What to produce: Give back all the data exactly, line by line.

===============

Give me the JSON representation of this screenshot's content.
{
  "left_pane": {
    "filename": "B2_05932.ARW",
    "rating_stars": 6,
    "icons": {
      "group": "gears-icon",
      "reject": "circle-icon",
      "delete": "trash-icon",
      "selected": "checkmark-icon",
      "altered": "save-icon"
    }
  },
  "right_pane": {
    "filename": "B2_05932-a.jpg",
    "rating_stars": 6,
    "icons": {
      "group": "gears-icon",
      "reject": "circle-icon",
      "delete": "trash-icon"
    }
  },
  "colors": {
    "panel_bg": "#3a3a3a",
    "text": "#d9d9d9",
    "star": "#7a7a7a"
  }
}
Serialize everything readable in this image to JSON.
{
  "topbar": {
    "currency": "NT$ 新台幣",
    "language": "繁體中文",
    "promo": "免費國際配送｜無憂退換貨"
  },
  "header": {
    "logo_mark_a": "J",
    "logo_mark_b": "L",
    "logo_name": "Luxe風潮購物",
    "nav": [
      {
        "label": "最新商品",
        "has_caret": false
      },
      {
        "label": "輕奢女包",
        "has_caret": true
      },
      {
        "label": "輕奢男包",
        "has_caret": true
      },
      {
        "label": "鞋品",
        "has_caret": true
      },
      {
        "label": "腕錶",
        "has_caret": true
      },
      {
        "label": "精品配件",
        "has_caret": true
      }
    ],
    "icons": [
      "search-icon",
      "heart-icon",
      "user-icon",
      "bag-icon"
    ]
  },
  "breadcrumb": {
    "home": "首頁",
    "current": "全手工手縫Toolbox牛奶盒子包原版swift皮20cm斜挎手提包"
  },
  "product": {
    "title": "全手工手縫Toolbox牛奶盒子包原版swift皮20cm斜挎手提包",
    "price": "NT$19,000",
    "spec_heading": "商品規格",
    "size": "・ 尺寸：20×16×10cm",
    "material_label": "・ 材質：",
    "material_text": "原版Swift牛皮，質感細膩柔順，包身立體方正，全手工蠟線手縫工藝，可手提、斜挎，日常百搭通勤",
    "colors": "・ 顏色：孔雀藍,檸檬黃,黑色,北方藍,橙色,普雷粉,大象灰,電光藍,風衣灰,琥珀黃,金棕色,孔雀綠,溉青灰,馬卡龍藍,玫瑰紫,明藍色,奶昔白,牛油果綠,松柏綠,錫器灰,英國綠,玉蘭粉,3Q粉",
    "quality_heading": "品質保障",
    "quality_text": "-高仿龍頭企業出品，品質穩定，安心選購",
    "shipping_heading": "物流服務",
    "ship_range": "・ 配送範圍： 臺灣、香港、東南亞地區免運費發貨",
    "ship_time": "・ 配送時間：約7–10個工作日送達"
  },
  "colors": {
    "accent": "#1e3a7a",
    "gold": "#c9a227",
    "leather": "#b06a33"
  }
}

===============

Finished task:
Give me the JSON representation of this screenshot's content.
{
  "left_pane": {
    "filename": "B2_05932.ARW",
    "rating_stars": 6,
    "icons": {
      "group": "gears-icon",
      "reject": "circle-icon",
      "delete": "trash-icon",
      "selected": "checkmark-icon",
      "altered": "save-icon"
    }
  },
  "right_pane": {
    "filename": "B2_05932-a.jpg",
    "rating_stars": 6,
    "icons": {
      "group": "gears-icon",
      "reject": "circle-icon",
      "delete": "trash-icon"
    }
  },
  "colors": {
    "panel_bg": "#3a3a3a",
    "text": "#d9d9d9",
    "star": "#7a7a7a"
  }
}
Serialize everything readable in this image to JSON.
{
  "topbar": {
    "currency": "NT$ 新台幣",
    "language": "繁體中文",
    "promo": "免費國際配送｜無憂退換貨"
  },
  "header": {
    "logo_mark_a": "J",
    "logo_mark_b": "L",
    "logo_name": "Luxe風潮購物",
    "nav": [
      {
        "label": "最新商品",
        "has_caret": false
      },
      {
        "label": "輕奢女包",
        "has_caret": true
      },
      {
        "label": "輕奢男包",
        "has_caret": true
      },
      {
        "label": "鞋品",
        "has_caret": true
      },
      {
        "label": "腕錶",
        "has_caret": true
      },
      {
        "label": "精品配件",
        "has_caret": true
      }
    ],
    "icons": [
      "search-icon",
      "heart-icon",
      "user-icon",
      "bag-icon"
    ]
  },
  "breadcrumb": {
    "home": "首頁",
    "current": "全手工手縫Toolbox牛奶盒子包原版swift皮20cm斜挎手提包"
  },
  "product": {
    "title": "全手工手縫Toolbox牛奶盒子包原版swift皮20cm斜挎手提包",
    "price": "NT$19,000",
    "spec_heading": "商品規格",
    "size": "・ 尺寸：20×16×10cm",
    "material_label": "・ 材質：",
    "material_text": "原版Swift牛皮，質感細膩柔順，包身立體方正，全手工蠟線手縫工藝，可手提、斜挎，日常百搭通勤",
    "colors": "・ 顏色：孔雀藍,檸檬黃,黑色,北方藍,橙色,普雷粉,大象灰,電光藍,風衣灰,琥珀黃,金棕色,孔雀綠,溉青灰,馬卡龍藍,玫瑰紫,明藍色,奶昔白,牛油果綠,松柏綠,錫器灰,英國綠,玉蘭粉,3Q粉",
    "quality_heading": "品質保障",
    "quality_text": "-高仿龍頭企業出品，品質穩定，安心選購",
    "shipping_heading": "物流服務",
    "ship_range": "・ 配送範圍： 臺灣、香港、東南亞地區免運費發貨",
    "ship_time": "・ 配送時間：約7–10個工作日送達"
  },
  "colors": {
    "accent": "#1e3a7a",
    "gold": "#c9a227",
    "leather": "#b06a33"
  }
}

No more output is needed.